#### [Your objective]
Gather every line of the listing that contains the word "women", and copy each one.

#### [Records for the task]
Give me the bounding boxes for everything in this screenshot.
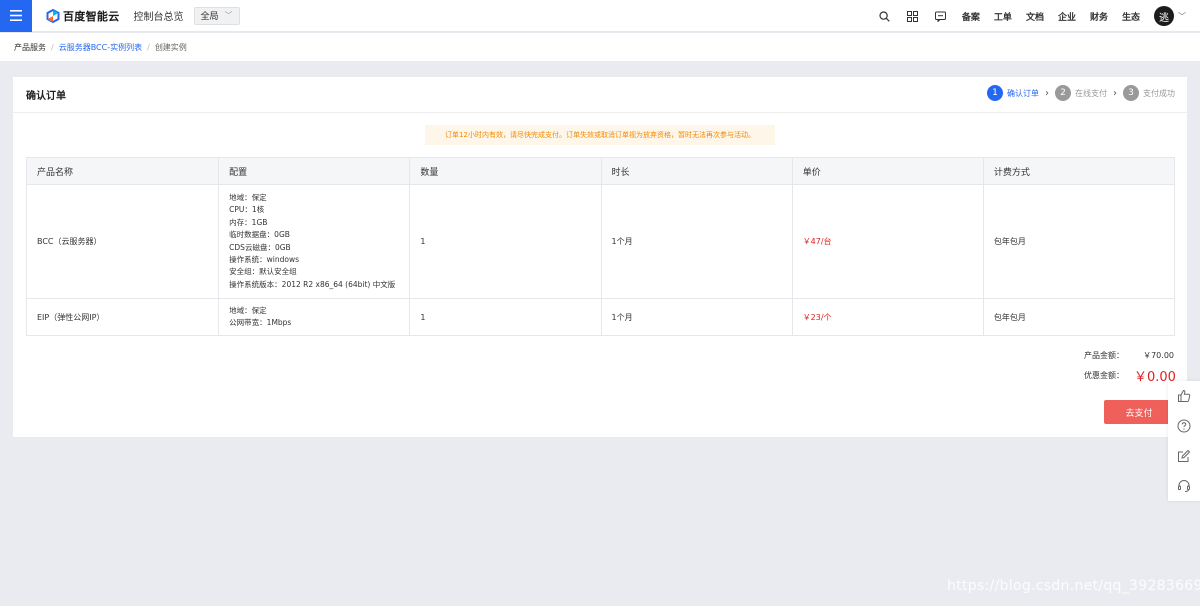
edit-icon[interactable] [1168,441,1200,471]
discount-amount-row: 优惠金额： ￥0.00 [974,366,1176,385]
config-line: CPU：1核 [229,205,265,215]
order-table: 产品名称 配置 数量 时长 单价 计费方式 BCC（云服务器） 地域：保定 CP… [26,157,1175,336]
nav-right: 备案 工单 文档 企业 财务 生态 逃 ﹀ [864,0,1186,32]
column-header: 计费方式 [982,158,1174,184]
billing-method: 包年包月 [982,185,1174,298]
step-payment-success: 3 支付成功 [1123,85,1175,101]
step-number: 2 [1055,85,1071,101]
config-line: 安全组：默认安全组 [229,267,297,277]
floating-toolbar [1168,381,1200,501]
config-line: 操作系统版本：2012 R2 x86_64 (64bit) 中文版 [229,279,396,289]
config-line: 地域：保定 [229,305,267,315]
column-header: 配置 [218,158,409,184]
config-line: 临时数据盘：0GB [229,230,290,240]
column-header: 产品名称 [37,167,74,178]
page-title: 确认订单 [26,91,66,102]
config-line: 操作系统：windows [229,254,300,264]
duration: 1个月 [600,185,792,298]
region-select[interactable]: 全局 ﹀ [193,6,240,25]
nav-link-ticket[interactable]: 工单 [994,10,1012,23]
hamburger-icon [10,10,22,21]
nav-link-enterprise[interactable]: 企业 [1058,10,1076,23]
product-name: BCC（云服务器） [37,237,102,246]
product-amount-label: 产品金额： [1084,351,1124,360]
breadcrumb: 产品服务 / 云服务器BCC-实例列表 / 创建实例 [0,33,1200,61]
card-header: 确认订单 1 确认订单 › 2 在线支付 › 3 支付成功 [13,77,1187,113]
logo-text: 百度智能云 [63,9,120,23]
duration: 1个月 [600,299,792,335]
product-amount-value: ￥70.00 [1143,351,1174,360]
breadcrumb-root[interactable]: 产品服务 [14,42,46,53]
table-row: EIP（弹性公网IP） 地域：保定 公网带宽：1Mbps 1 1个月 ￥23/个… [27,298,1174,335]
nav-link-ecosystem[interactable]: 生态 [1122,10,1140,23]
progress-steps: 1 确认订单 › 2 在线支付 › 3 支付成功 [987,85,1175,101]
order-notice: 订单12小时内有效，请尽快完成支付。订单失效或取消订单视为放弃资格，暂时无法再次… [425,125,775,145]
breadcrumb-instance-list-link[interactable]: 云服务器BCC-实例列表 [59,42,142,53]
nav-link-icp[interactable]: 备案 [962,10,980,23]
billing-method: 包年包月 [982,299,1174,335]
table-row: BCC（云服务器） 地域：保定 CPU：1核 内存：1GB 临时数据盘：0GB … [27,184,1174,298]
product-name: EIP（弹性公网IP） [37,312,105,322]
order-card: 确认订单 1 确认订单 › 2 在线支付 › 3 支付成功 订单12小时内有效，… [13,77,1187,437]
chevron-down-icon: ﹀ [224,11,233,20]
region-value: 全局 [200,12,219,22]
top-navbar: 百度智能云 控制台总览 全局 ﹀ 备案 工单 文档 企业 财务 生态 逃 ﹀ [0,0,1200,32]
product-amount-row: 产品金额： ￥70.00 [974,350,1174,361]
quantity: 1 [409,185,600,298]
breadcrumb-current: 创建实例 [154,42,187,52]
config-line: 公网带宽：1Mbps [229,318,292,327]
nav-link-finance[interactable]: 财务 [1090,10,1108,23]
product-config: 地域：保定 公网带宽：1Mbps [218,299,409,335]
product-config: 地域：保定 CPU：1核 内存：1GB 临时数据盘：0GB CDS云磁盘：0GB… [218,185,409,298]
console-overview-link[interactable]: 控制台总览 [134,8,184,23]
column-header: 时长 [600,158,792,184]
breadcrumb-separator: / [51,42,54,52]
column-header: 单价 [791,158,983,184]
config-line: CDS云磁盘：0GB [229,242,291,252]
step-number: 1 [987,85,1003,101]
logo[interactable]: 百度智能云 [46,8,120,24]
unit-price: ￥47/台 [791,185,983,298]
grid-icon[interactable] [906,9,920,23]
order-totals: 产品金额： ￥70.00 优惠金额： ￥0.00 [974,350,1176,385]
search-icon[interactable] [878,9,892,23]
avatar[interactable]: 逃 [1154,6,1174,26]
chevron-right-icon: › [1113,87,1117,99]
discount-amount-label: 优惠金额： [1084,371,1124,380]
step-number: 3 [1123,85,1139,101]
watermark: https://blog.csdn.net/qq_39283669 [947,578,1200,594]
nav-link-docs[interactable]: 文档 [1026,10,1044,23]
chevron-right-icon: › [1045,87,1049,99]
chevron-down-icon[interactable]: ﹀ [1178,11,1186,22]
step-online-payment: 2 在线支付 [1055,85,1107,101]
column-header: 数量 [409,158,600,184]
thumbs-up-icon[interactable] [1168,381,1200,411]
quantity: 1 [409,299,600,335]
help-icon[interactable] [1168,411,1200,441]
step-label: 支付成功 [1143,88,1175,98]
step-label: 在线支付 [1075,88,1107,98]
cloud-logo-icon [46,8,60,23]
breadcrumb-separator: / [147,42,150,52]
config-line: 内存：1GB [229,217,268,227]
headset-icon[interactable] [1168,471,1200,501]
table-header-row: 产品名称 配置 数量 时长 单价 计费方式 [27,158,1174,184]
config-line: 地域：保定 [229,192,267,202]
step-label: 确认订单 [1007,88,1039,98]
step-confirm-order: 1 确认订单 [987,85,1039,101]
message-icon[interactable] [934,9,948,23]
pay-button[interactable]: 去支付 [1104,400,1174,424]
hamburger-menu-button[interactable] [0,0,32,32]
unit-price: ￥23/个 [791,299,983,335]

==

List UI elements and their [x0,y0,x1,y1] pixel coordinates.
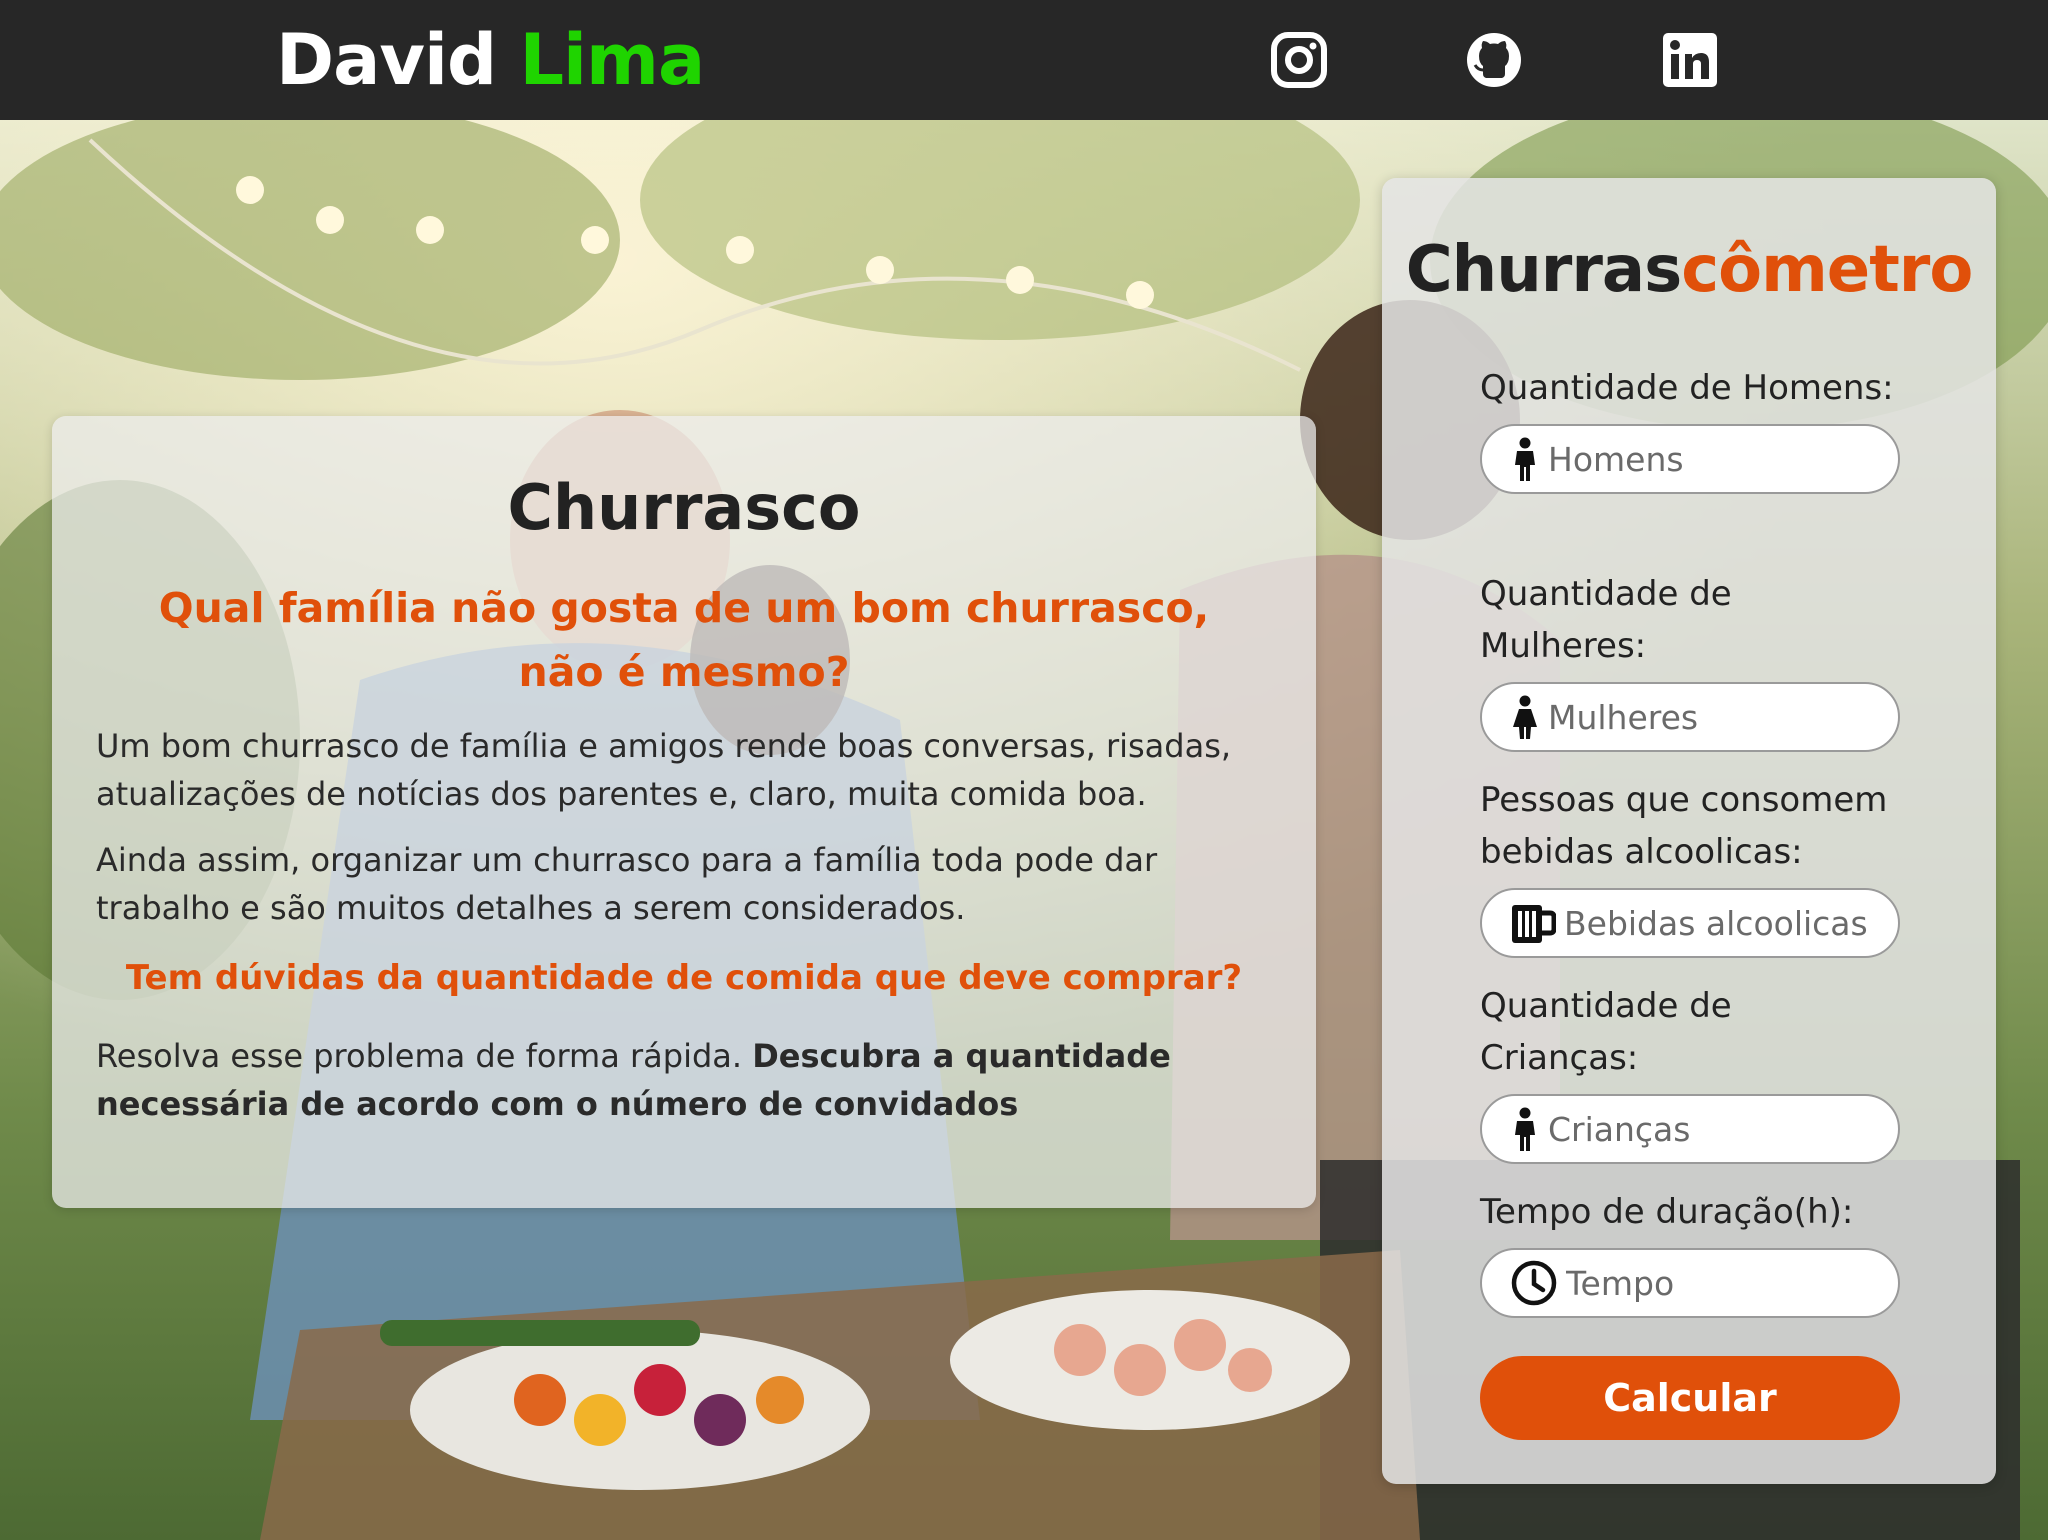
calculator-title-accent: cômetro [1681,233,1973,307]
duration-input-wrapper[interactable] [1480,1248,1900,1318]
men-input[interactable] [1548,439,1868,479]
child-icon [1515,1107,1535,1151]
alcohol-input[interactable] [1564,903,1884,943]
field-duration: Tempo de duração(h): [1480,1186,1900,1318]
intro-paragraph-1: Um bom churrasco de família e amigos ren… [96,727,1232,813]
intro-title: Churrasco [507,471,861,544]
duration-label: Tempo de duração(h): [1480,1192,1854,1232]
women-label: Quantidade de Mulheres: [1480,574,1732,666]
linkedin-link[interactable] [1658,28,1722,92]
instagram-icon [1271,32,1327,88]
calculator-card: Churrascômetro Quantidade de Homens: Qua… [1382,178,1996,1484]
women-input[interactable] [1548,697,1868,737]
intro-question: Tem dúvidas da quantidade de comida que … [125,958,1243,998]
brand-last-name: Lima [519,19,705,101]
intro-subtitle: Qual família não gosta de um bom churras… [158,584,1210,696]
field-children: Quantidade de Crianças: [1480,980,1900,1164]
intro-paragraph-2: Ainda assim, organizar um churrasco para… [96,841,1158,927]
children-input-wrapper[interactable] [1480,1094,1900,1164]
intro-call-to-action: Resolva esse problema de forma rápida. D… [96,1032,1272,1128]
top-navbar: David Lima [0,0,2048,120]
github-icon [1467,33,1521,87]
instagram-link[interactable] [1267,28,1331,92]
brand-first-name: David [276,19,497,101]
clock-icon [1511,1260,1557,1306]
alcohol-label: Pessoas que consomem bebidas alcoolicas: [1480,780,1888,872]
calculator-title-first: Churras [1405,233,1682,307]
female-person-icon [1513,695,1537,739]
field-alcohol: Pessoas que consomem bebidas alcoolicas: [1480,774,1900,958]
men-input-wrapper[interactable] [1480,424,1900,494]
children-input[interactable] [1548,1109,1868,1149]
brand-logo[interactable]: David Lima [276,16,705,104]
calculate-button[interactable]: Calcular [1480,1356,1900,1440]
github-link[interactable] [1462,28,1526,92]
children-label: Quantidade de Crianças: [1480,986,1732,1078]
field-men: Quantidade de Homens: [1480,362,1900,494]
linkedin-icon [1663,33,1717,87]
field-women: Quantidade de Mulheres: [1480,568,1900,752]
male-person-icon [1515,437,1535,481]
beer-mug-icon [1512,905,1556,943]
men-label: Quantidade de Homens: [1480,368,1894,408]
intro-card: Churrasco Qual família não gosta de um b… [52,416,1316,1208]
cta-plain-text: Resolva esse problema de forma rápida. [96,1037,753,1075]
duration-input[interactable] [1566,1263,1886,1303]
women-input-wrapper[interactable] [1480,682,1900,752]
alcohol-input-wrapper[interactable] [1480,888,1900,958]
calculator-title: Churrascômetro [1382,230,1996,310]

* * *

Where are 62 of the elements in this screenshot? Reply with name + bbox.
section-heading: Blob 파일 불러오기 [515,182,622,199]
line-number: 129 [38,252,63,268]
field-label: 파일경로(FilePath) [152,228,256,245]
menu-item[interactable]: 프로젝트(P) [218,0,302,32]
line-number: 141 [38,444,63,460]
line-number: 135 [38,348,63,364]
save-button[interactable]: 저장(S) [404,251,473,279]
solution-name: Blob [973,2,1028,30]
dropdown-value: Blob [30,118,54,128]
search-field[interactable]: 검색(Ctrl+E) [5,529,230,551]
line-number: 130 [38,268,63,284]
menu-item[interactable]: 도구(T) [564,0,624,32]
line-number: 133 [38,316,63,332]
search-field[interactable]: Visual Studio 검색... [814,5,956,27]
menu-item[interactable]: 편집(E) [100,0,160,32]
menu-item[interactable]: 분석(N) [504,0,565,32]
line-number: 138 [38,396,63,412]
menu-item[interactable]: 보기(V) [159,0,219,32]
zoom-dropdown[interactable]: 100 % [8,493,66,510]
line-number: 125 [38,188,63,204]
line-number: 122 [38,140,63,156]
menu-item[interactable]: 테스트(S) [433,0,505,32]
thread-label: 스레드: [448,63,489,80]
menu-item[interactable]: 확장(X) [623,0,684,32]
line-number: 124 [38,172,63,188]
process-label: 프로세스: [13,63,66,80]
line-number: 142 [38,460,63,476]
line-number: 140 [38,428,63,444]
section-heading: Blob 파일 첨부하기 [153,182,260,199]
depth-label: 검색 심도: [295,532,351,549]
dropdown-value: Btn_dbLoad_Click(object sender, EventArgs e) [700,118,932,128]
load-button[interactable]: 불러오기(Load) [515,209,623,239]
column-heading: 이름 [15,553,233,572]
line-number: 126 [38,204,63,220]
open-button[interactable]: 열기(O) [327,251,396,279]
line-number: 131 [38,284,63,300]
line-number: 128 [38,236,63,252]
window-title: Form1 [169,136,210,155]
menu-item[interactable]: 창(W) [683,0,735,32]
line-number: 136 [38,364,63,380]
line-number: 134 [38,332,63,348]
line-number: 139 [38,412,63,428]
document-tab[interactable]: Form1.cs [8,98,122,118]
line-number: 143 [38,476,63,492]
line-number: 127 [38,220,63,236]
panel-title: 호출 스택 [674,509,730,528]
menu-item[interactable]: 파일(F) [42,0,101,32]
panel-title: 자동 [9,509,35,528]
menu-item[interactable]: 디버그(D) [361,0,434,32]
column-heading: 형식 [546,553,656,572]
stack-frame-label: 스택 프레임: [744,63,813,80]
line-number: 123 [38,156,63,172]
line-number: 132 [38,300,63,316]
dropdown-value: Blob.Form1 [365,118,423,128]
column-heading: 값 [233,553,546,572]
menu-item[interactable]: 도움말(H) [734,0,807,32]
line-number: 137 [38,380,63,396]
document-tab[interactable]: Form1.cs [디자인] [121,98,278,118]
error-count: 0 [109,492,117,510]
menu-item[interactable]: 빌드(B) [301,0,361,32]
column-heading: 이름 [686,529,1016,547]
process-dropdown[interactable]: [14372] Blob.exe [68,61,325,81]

#### [Exercise answer]
women-label: Quantidade de Mulheres: [1480,574,1732,666]
women-input[interactable] [1548,697,1868,737]
field-women: Quantidade de Mulheres: [1480,568,1900,752]
women-input-wrapper[interactable] [1480,682,1900,752]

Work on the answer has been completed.